### Work required
Retype all of the listing exactly, passing over any picture you find.

[Data entries for graphics]
━━━━━━━━

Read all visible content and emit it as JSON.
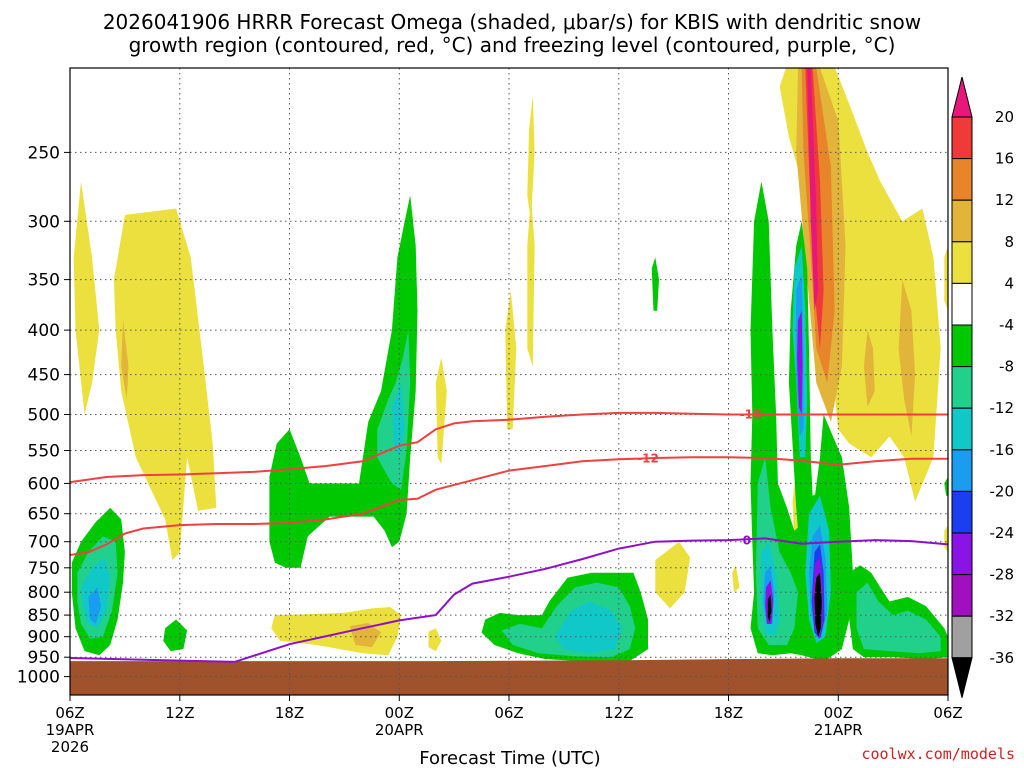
{
  "chart_data": {
    "type": "heatmap",
    "title_line1": "2026041906 HRRR Forecast Omega (shaded, μbar/s) for KBIS with dendritic snow",
    "title_line2": "growth region (contoured, red, °C) and freezing level (contoured, purple, °C)",
    "xlabel": "Forecast Time (UTC)",
    "credit": "coolwx.com/models",
    "x_range_hours": [
      0,
      48
    ],
    "x_ticks": [
      {
        "hour": 0,
        "label": "06Z",
        "date": "19APR",
        "year": "2026"
      },
      {
        "hour": 6,
        "label": "12Z",
        "date": "",
        "year": ""
      },
      {
        "hour": 12,
        "label": "18Z",
        "date": "",
        "year": ""
      },
      {
        "hour": 18,
        "label": "00Z",
        "date": "20APR",
        "year": ""
      },
      {
        "hour": 24,
        "label": "06Z",
        "date": "",
        "year": ""
      },
      {
        "hour": 30,
        "label": "12Z",
        "date": "",
        "year": ""
      },
      {
        "hour": 36,
        "label": "18Z",
        "date": "",
        "year": ""
      },
      {
        "hour": 42,
        "label": "00Z",
        "date": "21APR",
        "year": ""
      },
      {
        "hour": 48,
        "label": "06Z",
        "date": "",
        "year": ""
      }
    ],
    "y_range_hpa": [
      1050,
      200
    ],
    "y_ticks": [
      250,
      300,
      350,
      400,
      450,
      500,
      550,
      600,
      650,
      700,
      750,
      800,
      850,
      900,
      950,
      1000
    ],
    "colorbar_levels": [
      20,
      16,
      12,
      8,
      4,
      -4,
      -8,
      -12,
      -16,
      -20,
      -24,
      -28,
      -32,
      -36
    ],
    "colors": {
      "c_pos20": "#e8187a",
      "c_pos16": "#f03a3a",
      "c_pos12": "#e8842a",
      "c_pos8": "#e2b43a",
      "c_pos4": "#ece03e",
      "c_neutral": "#ffffff",
      "c_neg4": "#00c800",
      "c_neg8": "#21d08a",
      "c_neg12": "#10c8c8",
      "c_neg16": "#1a9cf0",
      "c_neg20": "#1a3ef0",
      "c_neg24": "#8a14e6",
      "c_neg28": "#a010c0",
      "c_neg32": "#a0a0a0",
      "c_neg36": "#000000",
      "ground": "#a0522d",
      "red_contour": "#f04040",
      "purple_contour": "#9010c8"
    },
    "contours": [
      {
        "name": "-18 C",
        "label": "-18",
        "color": "red",
        "points": [
          [
            0,
            598
          ],
          [
            2,
            590
          ],
          [
            4,
            587
          ],
          [
            6,
            586
          ],
          [
            8,
            584
          ],
          [
            10,
            582
          ],
          [
            12,
            578
          ],
          [
            14,
            573
          ],
          [
            16,
            566
          ],
          [
            18,
            543
          ],
          [
            19,
            538
          ],
          [
            20,
            520
          ],
          [
            21,
            512
          ],
          [
            22,
            509
          ],
          [
            24,
            507
          ],
          [
            26,
            503
          ],
          [
            28,
            500
          ],
          [
            30,
            498
          ],
          [
            32,
            498
          ],
          [
            34,
            499
          ],
          [
            36,
            500
          ],
          [
            38,
            500
          ],
          [
            40,
            500
          ],
          [
            42,
            500
          ],
          [
            44,
            500
          ],
          [
            46,
            500
          ],
          [
            48,
            500
          ]
        ]
      },
      {
        "name": "-12 C",
        "label": "-12",
        "color": "red",
        "points": [
          [
            0,
            725
          ],
          [
            1,
            720
          ],
          [
            2,
            705
          ],
          [
            3,
            685
          ],
          [
            4,
            676
          ],
          [
            6,
            670
          ],
          [
            8,
            668
          ],
          [
            10,
            668
          ],
          [
            12,
            666
          ],
          [
            14,
            660
          ],
          [
            16,
            650
          ],
          [
            18,
            627
          ],
          [
            19,
            625
          ],
          [
            20,
            610
          ],
          [
            22,
            595
          ],
          [
            24,
            580
          ],
          [
            26,
            573
          ],
          [
            28,
            566
          ],
          [
            30,
            563
          ],
          [
            32,
            561
          ],
          [
            34,
            560
          ],
          [
            36,
            560
          ],
          [
            38,
            561
          ],
          [
            40,
            565
          ],
          [
            42,
            571
          ],
          [
            44,
            566
          ],
          [
            46,
            562
          ],
          [
            48,
            562
          ]
        ]
      },
      {
        "name": "0 C",
        "label": "0",
        "color": "purple",
        "points": [
          [
            0,
            952
          ],
          [
            9,
            962
          ],
          [
            12,
            918
          ],
          [
            16,
            880
          ],
          [
            18,
            862
          ],
          [
            20,
            850
          ],
          [
            21,
            805
          ],
          [
            22,
            782
          ],
          [
            24,
            768
          ],
          [
            26,
            752
          ],
          [
            28,
            733
          ],
          [
            30,
            713
          ],
          [
            32,
            700
          ],
          [
            34,
            698
          ],
          [
            36,
            697
          ],
          [
            38,
            694
          ],
          [
            40,
            704
          ],
          [
            42,
            700
          ],
          [
            44,
            697
          ],
          [
            46,
            699
          ],
          [
            48,
            705
          ]
        ]
      }
    ],
    "ground_level_hpa": 960
  }
}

━━━━━━━━

### Output for this task
Read all visible content and emit it as JSON.
{
  "chart_data": {
    "type": "heatmap",
    "title_line1": "2026041906 HRRR Forecast Omega (shaded, μbar/s) for KBIS with dendritic snow",
    "title_line2": "growth region (contoured, red, °C) and freezing level (contoured, purple, °C)",
    "xlabel": "Forecast Time (UTC)",
    "credit": "coolwx.com/models",
    "x_range_hours": [
      0,
      48
    ],
    "x_ticks": [
      {
        "hour": 0,
        "label": "06Z",
        "date": "19APR",
        "year": "2026"
      },
      {
        "hour": 6,
        "label": "12Z",
        "date": "",
        "year": ""
      },
      {
        "hour": 12,
        "label": "18Z",
        "date": "",
        "year": ""
      },
      {
        "hour": 18,
        "label": "00Z",
        "date": "20APR",
        "year": ""
      },
      {
        "hour": 24,
        "label": "06Z",
        "date": "",
        "year": ""
      },
      {
        "hour": 30,
        "label": "12Z",
        "date": "",
        "year": ""
      },
      {
        "hour": 36,
        "label": "18Z",
        "date": "",
        "year": ""
      },
      {
        "hour": 42,
        "label": "00Z",
        "date": "21APR",
        "year": ""
      },
      {
        "hour": 48,
        "label": "06Z",
        "date": "",
        "year": ""
      }
    ],
    "y_range_hpa": [
      1050,
      200
    ],
    "y_ticks": [
      250,
      300,
      350,
      400,
      450,
      500,
      550,
      600,
      650,
      700,
      750,
      800,
      850,
      900,
      950,
      1000
    ],
    "colorbar_levels": [
      20,
      16,
      12,
      8,
      4,
      -4,
      -8,
      -12,
      -16,
      -20,
      -24,
      -28,
      -32,
      -36
    ],
    "colors": {
      "c_pos20": "#e8187a",
      "c_pos16": "#f03a3a",
      "c_pos12": "#e8842a",
      "c_pos8": "#e2b43a",
      "c_pos4": "#ece03e",
      "c_neutral": "#ffffff",
      "c_neg4": "#00c800",
      "c_neg8": "#21d08a",
      "c_neg12": "#10c8c8",
      "c_neg16": "#1a9cf0",
      "c_neg20": "#1a3ef0",
      "c_neg24": "#8a14e6",
      "c_neg28": "#a010c0",
      "c_neg32": "#a0a0a0",
      "c_neg36": "#000000",
      "ground": "#a0522d",
      "red_contour": "#f04040",
      "purple_contour": "#9010c8"
    },
    "contours": [
      {
        "name": "-18 C",
        "label": "-18",
        "color": "red",
        "points": [
          [
            0,
            598
          ],
          [
            2,
            590
          ],
          [
            4,
            587
          ],
          [
            6,
            586
          ],
          [
            8,
            584
          ],
          [
            10,
            582
          ],
          [
            12,
            578
          ],
          [
            14,
            573
          ],
          [
            16,
            566
          ],
          [
            18,
            543
          ],
          [
            19,
            538
          ],
          [
            20,
            520
          ],
          [
            21,
            512
          ],
          [
            22,
            509
          ],
          [
            24,
            507
          ],
          [
            26,
            503
          ],
          [
            28,
            500
          ],
          [
            30,
            498
          ],
          [
            32,
            498
          ],
          [
            34,
            499
          ],
          [
            36,
            500
          ],
          [
            38,
            500
          ],
          [
            40,
            500
          ],
          [
            42,
            500
          ],
          [
            44,
            500
          ],
          [
            46,
            500
          ],
          [
            48,
            500
          ]
        ]
      },
      {
        "name": "-12 C",
        "label": "-12",
        "color": "red",
        "points": [
          [
            0,
            725
          ],
          [
            1,
            720
          ],
          [
            2,
            705
          ],
          [
            3,
            685
          ],
          [
            4,
            676
          ],
          [
            6,
            670
          ],
          [
            8,
            668
          ],
          [
            10,
            668
          ],
          [
            12,
            666
          ],
          [
            14,
            660
          ],
          [
            16,
            650
          ],
          [
            18,
            627
          ],
          [
            19,
            625
          ],
          [
            20,
            610
          ],
          [
            22,
            595
          ],
          [
            24,
            580
          ],
          [
            26,
            573
          ],
          [
            28,
            566
          ],
          [
            30,
            563
          ],
          [
            32,
            561
          ],
          [
            34,
            560
          ],
          [
            36,
            560
          ],
          [
            38,
            561
          ],
          [
            40,
            565
          ],
          [
            42,
            571
          ],
          [
            44,
            566
          ],
          [
            46,
            562
          ],
          [
            48,
            562
          ]
        ]
      },
      {
        "name": "0 C",
        "label": "0",
        "color": "purple",
        "points": [
          [
            0,
            952
          ],
          [
            9,
            962
          ],
          [
            12,
            918
          ],
          [
            16,
            880
          ],
          [
            18,
            862
          ],
          [
            20,
            850
          ],
          [
            21,
            805
          ],
          [
            22,
            782
          ],
          [
            24,
            768
          ],
          [
            26,
            752
          ],
          [
            28,
            733
          ],
          [
            30,
            713
          ],
          [
            32,
            700
          ],
          [
            34,
            698
          ],
          [
            36,
            697
          ],
          [
            38,
            694
          ],
          [
            40,
            704
          ],
          [
            42,
            700
          ],
          [
            44,
            697
          ],
          [
            46,
            699
          ],
          [
            48,
            705
          ]
        ]
      }
    ],
    "ground_level_hpa": 960
  }
}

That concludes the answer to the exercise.